Items from a figure collection

□ □ □ □ □

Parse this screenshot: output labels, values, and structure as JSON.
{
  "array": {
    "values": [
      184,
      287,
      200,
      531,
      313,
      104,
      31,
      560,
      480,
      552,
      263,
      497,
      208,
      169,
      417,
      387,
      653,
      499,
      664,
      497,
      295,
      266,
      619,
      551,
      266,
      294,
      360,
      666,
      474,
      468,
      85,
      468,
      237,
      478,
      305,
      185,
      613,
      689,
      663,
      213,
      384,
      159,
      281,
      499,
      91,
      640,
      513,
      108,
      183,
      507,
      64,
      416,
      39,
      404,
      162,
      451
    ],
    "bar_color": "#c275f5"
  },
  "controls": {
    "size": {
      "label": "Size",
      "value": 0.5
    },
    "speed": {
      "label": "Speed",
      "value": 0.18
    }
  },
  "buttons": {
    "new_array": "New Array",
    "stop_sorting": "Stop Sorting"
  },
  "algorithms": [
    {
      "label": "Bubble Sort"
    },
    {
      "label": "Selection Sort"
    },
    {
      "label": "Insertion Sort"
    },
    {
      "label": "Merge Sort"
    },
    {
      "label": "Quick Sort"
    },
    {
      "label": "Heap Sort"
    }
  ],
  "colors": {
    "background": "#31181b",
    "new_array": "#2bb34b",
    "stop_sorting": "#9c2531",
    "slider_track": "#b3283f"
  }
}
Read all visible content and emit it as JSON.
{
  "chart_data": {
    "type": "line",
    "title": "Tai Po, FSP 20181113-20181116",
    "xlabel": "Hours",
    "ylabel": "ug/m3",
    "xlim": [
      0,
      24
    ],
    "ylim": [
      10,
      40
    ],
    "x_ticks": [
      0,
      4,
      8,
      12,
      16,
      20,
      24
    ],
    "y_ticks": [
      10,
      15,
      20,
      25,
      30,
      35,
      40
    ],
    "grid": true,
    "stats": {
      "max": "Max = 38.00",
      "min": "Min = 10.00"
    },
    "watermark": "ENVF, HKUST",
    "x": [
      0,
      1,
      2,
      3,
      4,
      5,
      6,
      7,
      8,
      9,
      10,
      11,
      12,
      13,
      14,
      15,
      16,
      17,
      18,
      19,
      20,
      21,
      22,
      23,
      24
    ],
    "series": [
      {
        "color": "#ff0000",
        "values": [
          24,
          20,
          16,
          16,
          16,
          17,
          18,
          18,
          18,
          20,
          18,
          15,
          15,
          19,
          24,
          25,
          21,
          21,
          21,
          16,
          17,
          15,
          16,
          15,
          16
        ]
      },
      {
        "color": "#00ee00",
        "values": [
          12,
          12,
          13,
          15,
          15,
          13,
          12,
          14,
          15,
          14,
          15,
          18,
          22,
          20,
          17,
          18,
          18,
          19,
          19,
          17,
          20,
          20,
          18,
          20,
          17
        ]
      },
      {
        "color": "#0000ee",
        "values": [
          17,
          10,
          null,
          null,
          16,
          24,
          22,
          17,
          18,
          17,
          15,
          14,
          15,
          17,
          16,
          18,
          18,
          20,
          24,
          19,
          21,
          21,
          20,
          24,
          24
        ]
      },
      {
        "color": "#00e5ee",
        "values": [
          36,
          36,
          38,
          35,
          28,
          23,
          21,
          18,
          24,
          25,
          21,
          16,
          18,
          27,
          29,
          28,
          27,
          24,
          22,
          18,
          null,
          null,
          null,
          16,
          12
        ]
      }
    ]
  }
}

□ □ □ □ □

What is asked:
Write down only the number of lines that contain the string "JSON" in the listing.

Result:
2